For each line of the data below, test for "cues". Report only the number of lines that pass.

--- Source records ---

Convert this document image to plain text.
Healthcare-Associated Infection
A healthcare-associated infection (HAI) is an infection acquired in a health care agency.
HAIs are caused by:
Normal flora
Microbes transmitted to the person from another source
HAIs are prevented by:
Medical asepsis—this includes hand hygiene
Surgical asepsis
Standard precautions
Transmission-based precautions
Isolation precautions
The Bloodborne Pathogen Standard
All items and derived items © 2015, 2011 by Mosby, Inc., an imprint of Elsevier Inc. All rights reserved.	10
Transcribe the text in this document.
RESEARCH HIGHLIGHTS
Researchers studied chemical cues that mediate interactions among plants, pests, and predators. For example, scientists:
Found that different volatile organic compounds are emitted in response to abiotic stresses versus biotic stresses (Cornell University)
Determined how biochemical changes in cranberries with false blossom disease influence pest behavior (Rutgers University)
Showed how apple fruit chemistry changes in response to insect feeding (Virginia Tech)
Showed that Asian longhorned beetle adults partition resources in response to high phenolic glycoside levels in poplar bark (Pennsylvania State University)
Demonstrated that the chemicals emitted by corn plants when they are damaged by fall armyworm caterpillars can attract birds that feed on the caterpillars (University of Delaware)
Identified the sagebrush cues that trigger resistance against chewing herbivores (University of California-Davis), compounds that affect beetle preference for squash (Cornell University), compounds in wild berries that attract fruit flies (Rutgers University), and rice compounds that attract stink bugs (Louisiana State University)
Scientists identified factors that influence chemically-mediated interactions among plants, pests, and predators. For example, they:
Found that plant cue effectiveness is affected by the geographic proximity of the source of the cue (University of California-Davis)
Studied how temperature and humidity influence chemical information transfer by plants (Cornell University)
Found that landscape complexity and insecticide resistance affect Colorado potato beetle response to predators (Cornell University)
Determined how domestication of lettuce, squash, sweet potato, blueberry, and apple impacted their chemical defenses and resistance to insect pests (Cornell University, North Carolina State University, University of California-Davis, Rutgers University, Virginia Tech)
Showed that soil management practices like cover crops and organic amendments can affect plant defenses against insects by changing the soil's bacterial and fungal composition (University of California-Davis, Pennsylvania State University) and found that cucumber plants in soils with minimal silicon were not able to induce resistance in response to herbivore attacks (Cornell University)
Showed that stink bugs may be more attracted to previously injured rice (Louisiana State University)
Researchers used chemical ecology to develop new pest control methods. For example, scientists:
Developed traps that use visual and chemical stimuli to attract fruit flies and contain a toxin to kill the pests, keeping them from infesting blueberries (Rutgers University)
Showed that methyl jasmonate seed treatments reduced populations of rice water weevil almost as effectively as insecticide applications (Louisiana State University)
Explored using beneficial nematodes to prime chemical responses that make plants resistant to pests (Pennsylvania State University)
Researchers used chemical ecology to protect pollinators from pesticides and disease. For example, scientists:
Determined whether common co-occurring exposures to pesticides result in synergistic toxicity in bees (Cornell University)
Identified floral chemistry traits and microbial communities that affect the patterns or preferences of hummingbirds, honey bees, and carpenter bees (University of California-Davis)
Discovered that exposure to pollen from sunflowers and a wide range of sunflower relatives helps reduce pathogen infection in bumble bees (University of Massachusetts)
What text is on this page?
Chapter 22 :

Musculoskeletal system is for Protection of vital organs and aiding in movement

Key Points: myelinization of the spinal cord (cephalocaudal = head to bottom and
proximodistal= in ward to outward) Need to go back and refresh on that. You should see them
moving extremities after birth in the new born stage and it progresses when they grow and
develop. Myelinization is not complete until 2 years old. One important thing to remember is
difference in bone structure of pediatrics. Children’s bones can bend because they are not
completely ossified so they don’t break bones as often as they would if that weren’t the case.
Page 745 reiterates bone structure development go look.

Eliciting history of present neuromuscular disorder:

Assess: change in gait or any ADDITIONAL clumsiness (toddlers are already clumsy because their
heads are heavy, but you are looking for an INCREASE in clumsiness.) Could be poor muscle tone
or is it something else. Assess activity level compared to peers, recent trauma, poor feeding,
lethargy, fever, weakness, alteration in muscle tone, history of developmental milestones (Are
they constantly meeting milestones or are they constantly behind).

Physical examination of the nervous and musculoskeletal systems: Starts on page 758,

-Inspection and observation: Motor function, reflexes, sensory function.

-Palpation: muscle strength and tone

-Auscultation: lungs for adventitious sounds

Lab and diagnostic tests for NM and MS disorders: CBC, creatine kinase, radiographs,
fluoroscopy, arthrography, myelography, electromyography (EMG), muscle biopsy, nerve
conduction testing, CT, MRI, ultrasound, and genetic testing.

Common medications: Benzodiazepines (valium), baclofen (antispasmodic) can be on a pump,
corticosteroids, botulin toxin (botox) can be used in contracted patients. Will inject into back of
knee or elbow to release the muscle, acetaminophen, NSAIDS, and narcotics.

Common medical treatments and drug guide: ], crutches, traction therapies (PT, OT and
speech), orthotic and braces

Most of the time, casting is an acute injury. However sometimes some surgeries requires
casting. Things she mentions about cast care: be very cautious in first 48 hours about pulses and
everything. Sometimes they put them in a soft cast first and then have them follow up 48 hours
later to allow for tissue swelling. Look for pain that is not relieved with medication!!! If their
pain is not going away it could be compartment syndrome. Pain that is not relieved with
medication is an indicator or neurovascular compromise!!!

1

---

◆ Written response
2